:: AVAILABLE DATA
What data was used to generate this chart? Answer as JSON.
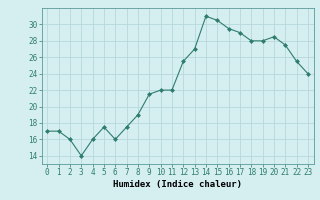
{
  "x": [
    0,
    1,
    2,
    3,
    4,
    5,
    6,
    7,
    8,
    9,
    10,
    11,
    12,
    13,
    14,
    15,
    16,
    17,
    18,
    19,
    20,
    21,
    22,
    23
  ],
  "y": [
    17,
    17,
    16,
    14,
    16,
    17.5,
    16,
    17.5,
    19,
    21.5,
    22,
    22,
    25.5,
    27,
    31,
    30.5,
    29.5,
    29,
    28,
    28,
    28.5,
    27.5,
    25.5,
    24
  ],
  "line_color": "#2e7d6e",
  "marker_color": "#2e7d6e",
  "bg_color": "#d5eef0",
  "grid_color": "#b8d8dc",
  "xlabel": "Humidex (Indice chaleur)",
  "ylim": [
    13,
    32
  ],
  "xlim": [
    -0.5,
    23.5
  ],
  "yticks": [
    14,
    16,
    18,
    20,
    22,
    24,
    26,
    28,
    30
  ],
  "xtick_labels": [
    "0",
    "1",
    "2",
    "3",
    "4",
    "5",
    "6",
    "7",
    "8",
    "9",
    "10",
    "11",
    "12",
    "13",
    "14",
    "15",
    "16",
    "17",
    "18",
    "19",
    "20",
    "21",
    "22",
    "23"
  ],
  "label_fontsize": 6.5,
  "tick_fontsize": 5.5
}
::::
• EXERCISE INSTRUCTIONS:
Without the pictures, return the entries exactly as they appear.

• FULL ANSWER:
What data was used to generate this chart? Answer as JSON.
{
  "x": [
    0,
    1,
    2,
    3,
    4,
    5,
    6,
    7,
    8,
    9,
    10,
    11,
    12,
    13,
    14,
    15,
    16,
    17,
    18,
    19,
    20,
    21,
    22,
    23
  ],
  "y": [
    17,
    17,
    16,
    14,
    16,
    17.5,
    16,
    17.5,
    19,
    21.5,
    22,
    22,
    25.5,
    27,
    31,
    30.5,
    29.5,
    29,
    28,
    28,
    28.5,
    27.5,
    25.5,
    24
  ],
  "line_color": "#2e7d6e",
  "marker_color": "#2e7d6e",
  "bg_color": "#d5eef0",
  "grid_color": "#b8d8dc",
  "xlabel": "Humidex (Indice chaleur)",
  "ylim": [
    13,
    32
  ],
  "xlim": [
    -0.5,
    23.5
  ],
  "yticks": [
    14,
    16,
    18,
    20,
    22,
    24,
    26,
    28,
    30
  ],
  "xtick_labels": [
    "0",
    "1",
    "2",
    "3",
    "4",
    "5",
    "6",
    "7",
    "8",
    "9",
    "10",
    "11",
    "12",
    "13",
    "14",
    "15",
    "16",
    "17",
    "18",
    "19",
    "20",
    "21",
    "22",
    "23"
  ],
  "label_fontsize": 6.5,
  "tick_fontsize": 5.5
}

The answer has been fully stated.